> DATA:

============================================================

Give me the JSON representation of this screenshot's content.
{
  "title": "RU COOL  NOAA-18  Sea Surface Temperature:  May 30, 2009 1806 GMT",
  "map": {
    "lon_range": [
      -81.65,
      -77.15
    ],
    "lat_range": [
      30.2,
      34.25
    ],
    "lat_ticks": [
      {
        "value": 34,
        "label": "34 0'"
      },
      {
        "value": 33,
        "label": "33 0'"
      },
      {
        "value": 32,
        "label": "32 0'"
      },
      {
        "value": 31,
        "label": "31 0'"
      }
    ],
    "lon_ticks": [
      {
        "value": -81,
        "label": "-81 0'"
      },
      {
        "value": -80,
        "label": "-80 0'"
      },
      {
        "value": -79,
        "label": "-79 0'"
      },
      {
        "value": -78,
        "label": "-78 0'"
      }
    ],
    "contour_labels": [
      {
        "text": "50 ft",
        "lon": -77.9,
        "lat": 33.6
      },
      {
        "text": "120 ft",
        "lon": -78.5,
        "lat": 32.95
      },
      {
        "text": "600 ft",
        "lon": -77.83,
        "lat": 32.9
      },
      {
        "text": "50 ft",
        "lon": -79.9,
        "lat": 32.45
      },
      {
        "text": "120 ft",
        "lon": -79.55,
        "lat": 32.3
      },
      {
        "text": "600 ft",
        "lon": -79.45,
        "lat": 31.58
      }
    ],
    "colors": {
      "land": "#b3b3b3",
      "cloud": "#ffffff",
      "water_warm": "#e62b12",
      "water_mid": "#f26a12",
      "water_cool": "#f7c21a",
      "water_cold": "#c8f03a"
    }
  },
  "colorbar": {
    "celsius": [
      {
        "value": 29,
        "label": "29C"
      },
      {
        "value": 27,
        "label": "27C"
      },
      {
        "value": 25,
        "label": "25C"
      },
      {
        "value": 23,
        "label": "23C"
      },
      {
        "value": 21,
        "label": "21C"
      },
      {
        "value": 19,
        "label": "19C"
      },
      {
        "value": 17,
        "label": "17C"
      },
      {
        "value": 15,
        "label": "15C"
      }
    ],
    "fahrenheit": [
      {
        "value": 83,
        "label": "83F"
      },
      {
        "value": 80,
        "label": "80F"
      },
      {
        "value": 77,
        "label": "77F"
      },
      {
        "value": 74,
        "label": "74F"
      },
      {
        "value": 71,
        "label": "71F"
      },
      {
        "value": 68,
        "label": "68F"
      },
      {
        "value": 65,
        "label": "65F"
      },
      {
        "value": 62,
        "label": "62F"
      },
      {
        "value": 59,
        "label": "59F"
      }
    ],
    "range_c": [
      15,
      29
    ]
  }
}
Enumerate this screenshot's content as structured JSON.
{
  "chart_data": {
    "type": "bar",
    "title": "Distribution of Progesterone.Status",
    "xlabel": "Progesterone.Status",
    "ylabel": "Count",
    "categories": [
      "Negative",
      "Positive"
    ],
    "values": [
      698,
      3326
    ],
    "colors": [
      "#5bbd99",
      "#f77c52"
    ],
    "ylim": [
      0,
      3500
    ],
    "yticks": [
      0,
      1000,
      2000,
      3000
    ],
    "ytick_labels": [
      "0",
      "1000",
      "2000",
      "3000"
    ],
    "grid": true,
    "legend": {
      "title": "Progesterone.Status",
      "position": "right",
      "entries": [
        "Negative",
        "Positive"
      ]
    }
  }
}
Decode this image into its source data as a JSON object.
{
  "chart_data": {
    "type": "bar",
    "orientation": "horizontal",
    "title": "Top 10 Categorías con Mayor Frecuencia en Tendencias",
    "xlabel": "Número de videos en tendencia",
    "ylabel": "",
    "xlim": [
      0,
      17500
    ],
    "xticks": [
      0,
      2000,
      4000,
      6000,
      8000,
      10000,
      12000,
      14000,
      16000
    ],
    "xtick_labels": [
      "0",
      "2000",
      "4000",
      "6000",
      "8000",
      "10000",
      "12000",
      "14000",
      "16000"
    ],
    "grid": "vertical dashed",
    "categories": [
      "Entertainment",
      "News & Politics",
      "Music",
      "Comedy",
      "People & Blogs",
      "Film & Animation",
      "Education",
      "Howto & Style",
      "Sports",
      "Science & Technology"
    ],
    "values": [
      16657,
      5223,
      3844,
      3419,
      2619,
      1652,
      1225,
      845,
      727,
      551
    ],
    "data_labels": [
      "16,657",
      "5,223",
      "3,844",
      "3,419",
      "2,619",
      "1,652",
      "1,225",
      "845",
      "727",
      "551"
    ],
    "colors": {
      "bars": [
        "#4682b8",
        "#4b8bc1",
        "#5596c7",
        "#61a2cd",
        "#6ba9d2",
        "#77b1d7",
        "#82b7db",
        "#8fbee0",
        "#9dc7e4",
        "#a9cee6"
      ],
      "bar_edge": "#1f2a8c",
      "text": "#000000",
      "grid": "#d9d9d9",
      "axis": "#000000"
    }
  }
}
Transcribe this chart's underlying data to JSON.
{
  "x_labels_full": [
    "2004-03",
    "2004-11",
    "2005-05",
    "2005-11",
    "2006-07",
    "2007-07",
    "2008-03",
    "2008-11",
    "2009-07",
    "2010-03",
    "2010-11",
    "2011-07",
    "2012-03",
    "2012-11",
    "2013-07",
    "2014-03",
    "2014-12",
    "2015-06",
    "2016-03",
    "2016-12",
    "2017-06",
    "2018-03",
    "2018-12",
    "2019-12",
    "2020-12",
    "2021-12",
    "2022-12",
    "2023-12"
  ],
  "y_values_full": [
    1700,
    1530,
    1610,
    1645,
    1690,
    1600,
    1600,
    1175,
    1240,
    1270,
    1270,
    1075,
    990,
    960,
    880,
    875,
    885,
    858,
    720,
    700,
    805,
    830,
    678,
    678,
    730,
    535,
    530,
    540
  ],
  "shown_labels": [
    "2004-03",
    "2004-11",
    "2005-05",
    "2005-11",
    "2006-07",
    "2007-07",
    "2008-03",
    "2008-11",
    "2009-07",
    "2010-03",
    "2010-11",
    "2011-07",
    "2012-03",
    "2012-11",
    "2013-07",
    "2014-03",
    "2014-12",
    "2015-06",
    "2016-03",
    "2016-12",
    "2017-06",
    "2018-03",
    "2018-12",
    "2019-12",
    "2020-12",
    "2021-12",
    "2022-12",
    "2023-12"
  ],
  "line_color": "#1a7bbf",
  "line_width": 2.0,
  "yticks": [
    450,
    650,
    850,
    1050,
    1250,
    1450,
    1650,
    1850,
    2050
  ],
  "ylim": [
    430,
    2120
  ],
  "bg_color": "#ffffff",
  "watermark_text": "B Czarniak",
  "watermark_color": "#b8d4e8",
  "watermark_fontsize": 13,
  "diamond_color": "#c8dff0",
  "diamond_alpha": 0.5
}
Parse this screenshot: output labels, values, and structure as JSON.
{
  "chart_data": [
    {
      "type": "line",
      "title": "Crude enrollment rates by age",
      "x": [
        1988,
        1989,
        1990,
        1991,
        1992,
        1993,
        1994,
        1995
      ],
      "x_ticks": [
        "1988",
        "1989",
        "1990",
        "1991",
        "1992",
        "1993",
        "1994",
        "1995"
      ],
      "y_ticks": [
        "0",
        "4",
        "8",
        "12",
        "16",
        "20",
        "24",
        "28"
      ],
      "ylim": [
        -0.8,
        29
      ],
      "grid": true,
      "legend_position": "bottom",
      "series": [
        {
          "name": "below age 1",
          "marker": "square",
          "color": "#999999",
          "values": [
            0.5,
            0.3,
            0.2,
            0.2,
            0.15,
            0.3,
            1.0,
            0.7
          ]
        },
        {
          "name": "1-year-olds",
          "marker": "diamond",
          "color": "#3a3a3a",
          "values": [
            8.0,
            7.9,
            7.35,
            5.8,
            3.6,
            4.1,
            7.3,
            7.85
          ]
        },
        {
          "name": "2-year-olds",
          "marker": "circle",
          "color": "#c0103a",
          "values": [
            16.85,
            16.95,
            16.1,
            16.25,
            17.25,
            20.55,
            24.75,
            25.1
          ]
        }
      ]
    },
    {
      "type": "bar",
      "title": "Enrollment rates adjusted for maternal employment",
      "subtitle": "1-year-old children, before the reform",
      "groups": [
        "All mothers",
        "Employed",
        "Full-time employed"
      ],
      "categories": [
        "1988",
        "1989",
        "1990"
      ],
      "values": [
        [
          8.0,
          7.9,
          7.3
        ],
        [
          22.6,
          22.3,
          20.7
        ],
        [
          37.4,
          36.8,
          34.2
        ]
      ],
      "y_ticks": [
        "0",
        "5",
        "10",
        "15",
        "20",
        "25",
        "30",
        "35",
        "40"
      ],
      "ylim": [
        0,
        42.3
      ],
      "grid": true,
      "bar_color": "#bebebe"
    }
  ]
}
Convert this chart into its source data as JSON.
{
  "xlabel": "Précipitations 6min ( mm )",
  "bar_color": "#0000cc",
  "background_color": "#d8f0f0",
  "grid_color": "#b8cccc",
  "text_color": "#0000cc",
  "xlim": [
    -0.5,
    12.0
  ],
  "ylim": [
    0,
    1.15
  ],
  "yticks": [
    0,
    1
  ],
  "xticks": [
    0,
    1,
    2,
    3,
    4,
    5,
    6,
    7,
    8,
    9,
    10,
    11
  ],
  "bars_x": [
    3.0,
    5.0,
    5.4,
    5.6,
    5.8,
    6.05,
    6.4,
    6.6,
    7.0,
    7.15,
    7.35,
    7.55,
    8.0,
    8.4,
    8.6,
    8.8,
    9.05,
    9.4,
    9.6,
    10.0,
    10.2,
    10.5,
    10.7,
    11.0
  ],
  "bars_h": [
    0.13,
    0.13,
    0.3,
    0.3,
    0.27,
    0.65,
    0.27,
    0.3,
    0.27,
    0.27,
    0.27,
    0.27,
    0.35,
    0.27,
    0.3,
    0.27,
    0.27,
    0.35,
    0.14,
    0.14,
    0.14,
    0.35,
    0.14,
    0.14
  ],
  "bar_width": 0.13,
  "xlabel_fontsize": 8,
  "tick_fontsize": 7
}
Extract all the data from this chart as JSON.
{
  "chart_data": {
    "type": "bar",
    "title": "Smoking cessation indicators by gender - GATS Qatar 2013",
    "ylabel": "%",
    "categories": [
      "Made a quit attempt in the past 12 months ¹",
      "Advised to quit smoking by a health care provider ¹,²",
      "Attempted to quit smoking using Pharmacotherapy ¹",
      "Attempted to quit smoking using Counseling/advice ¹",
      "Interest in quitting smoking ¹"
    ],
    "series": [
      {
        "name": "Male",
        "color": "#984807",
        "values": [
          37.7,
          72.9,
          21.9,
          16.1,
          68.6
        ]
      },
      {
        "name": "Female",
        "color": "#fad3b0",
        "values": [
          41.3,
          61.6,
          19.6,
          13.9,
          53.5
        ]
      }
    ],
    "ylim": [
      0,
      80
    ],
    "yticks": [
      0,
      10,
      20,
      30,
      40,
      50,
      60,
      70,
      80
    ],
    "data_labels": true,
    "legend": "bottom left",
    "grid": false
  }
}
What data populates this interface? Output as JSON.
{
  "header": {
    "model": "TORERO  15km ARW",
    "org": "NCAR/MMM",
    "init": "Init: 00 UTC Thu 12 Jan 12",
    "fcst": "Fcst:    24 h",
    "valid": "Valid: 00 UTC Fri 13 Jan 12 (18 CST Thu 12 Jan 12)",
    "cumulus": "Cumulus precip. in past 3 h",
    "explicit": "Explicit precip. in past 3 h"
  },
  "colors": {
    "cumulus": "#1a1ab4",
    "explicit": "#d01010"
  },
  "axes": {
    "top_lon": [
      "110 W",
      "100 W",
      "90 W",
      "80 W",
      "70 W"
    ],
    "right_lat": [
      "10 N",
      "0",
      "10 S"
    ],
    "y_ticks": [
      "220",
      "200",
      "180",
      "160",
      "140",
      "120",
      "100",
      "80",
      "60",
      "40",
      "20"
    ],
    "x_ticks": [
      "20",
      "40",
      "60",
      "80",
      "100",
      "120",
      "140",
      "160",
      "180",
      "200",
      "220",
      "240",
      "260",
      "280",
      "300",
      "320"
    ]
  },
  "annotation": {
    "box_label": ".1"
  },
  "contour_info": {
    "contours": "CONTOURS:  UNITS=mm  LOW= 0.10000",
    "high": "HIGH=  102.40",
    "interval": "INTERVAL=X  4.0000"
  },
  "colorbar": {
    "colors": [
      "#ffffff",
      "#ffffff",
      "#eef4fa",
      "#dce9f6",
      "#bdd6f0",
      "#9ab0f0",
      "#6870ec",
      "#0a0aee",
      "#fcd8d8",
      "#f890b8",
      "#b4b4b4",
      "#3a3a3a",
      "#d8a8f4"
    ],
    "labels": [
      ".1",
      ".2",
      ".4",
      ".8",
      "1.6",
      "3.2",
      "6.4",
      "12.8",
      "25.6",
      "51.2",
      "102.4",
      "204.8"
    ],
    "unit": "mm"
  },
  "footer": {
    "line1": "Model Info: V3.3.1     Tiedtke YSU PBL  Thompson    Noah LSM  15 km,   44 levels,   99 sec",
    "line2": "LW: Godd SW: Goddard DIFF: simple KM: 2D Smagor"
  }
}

============================================================

> EXERCISE REQUIREMENTS: Each line that holds the word "Progesterone" should be extracted from the records.

> RESULT BELOW:
    "title": "Distribution of Progesterone.Status",
    "xlabel": "Progesterone.Status",
      "title": "Progesterone.Status",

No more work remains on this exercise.